## start

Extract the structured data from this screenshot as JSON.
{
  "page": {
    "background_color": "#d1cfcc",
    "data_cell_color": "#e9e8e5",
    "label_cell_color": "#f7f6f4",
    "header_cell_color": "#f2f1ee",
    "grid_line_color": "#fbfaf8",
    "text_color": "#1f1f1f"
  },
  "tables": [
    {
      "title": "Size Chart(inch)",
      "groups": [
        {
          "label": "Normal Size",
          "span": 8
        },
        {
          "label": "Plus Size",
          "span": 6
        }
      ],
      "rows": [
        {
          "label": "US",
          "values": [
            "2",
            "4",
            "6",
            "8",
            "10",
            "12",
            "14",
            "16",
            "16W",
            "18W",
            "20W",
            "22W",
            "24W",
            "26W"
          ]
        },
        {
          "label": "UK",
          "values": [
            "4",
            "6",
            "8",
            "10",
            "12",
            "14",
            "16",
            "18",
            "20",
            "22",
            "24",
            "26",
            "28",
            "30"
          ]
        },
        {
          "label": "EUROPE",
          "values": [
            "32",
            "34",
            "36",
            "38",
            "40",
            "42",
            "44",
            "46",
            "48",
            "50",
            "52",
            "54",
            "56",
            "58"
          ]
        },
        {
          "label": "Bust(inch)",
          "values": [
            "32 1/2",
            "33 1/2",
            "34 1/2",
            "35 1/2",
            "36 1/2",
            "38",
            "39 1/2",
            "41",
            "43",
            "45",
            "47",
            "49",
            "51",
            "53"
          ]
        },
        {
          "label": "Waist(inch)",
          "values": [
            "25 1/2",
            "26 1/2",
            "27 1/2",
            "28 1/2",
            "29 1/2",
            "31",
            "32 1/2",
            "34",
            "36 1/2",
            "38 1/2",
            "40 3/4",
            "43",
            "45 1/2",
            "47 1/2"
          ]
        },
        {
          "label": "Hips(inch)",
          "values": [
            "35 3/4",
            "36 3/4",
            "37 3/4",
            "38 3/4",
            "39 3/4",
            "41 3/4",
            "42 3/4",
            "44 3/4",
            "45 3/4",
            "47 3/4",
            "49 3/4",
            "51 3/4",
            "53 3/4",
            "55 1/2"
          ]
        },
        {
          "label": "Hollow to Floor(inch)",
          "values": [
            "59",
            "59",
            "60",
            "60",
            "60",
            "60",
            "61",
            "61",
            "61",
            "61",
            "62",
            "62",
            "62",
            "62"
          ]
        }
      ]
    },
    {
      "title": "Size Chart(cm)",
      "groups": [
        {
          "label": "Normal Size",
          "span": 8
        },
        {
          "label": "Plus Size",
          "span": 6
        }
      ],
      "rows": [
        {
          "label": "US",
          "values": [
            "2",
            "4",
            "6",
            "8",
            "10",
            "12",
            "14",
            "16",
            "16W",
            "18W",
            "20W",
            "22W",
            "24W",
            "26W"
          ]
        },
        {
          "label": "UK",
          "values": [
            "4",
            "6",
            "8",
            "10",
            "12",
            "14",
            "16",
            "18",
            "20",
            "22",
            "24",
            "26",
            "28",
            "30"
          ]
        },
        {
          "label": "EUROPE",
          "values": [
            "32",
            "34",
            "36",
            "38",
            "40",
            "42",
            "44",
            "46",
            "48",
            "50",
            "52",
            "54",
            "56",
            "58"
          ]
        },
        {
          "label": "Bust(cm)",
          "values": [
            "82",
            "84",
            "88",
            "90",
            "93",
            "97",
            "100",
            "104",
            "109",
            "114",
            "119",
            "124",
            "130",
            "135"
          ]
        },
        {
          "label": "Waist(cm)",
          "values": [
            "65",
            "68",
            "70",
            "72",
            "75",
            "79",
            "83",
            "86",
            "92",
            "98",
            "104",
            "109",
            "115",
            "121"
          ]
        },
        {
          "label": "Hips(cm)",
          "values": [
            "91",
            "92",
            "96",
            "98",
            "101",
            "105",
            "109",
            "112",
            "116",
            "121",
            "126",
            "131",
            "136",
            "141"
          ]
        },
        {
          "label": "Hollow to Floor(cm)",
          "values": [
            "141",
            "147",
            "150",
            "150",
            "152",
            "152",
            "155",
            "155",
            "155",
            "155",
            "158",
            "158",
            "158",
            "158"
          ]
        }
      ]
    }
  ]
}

## end

Short exercise:
Print the listing above in full, exactly as it is.

Exercise result:
Extract the structured data from this screenshot as JSON.
{
  "page": {
    "background_color": "#d1cfcc",
    "data_cell_color": "#e9e8e5",
    "label_cell_color": "#f7f6f4",
    "header_cell_color": "#f2f1ee",
    "grid_line_color": "#fbfaf8",
    "text_color": "#1f1f1f"
  },
  "tables": [
    {
      "title": "Size Chart(inch)",
      "groups": [
        {
          "label": "Normal Size",
          "span": 8
        },
        {
          "label": "Plus Size",
          "span": 6
        }
      ],
      "rows": [
        {
          "label": "US",
          "values": [
            "2",
            "4",
            "6",
            "8",
            "10",
            "12",
            "14",
            "16",
            "16W",
            "18W",
            "20W",
            "22W",
            "24W",
            "26W"
          ]
        },
        {
          "label": "UK",
          "values": [
            "4",
            "6",
            "8",
            "10",
            "12",
            "14",
            "16",
            "18",
            "20",
            "22",
            "24",
            "26",
            "28",
            "30"
          ]
        },
        {
          "label": "EUROPE",
          "values": [
            "32",
            "34",
            "36",
            "38",
            "40",
            "42",
            "44",
            "46",
            "48",
            "50",
            "52",
            "54",
            "56",
            "58"
          ]
        },
        {
          "label": "Bust(inch)",
          "values": [
            "32 1/2",
            "33 1/2",
            "34 1/2",
            "35 1/2",
            "36 1/2",
            "38",
            "39 1/2",
            "41",
            "43",
            "45",
            "47",
            "49",
            "51",
            "53"
          ]
        },
        {
          "label": "Waist(inch)",
          "values": [
            "25 1/2",
            "26 1/2",
            "27 1/2",
            "28 1/2",
            "29 1/2",
            "31",
            "32 1/2",
            "34",
            "36 1/2",
            "38 1/2",
            "40 3/4",
            "43",
            "45 1/2",
            "47 1/2"
          ]
        },
        {
          "label": "Hips(inch)",
          "values": [
            "35 3/4",
            "36 3/4",
            "37 3/4",
            "38 3/4",
            "39 3/4",
            "41 3/4",
            "42 3/4",
            "44 3/4",
            "45 3/4",
            "47 3/4",
            "49 3/4",
            "51 3/4",
            "53 3/4",
            "55 1/2"
          ]
        },
        {
          "label": "Hollow to Floor(inch)",
          "values": [
            "59",
            "59",
            "60",
            "60",
            "60",
            "60",
            "61",
            "61",
            "61",
            "61",
            "62",
            "62",
            "62",
            "62"
          ]
        }
      ]
    },
    {
      "title": "Size Chart(cm)",
      "groups": [
        {
          "label": "Normal Size",
          "span": 8
        },
        {
          "label": "Plus Size",
          "span": 6
        }
      ],
      "rows": [
        {
          "label": "US",
          "values": [
            "2",
            "4",
            "6",
            "8",
            "10",
            "12",
            "14",
            "16",
            "16W",
            "18W",
            "20W",
            "22W",
            "24W",
            "26W"
          ]
        },
        {
          "label": "UK",
          "values": [
            "4",
            "6",
            "8",
            "10",
            "12",
            "14",
            "16",
            "18",
            "20",
            "22",
            "24",
            "26",
            "28",
            "30"
          ]
        },
        {
          "label": "EUROPE",
          "values": [
            "32",
            "34",
            "36",
            "38",
            "40",
            "42",
            "44",
            "46",
            "48",
            "50",
            "52",
            "54",
            "56",
            "58"
          ]
        },
        {
          "label": "Bust(cm)",
          "values": [
            "82",
            "84",
            "88",
            "90",
            "93",
            "97",
            "100",
            "104",
            "109",
            "114",
            "119",
            "124",
            "130",
            "135"
          ]
        },
        {
          "label": "Waist(cm)",
          "values": [
            "65",
            "68",
            "70",
            "72",
            "75",
            "79",
            "83",
            "86",
            "92",
            "98",
            "104",
            "109",
            "115",
            "121"
          ]
        },
        {
          "label": "Hips(cm)",
          "values": [
            "91",
            "92",
            "96",
            "98",
            "101",
            "105",
            "109",
            "112",
            "116",
            "121",
            "126",
            "131",
            "136",
            "141"
          ]
        },
        {
          "label": "Hollow to Floor(cm)",
          "values": [
            "141",
            "147",
            "150",
            "150",
            "152",
            "152",
            "155",
            "155",
            "155",
            "155",
            "158",
            "158",
            "158",
            "158"
          ]
        }
      ]
    }
  ]
}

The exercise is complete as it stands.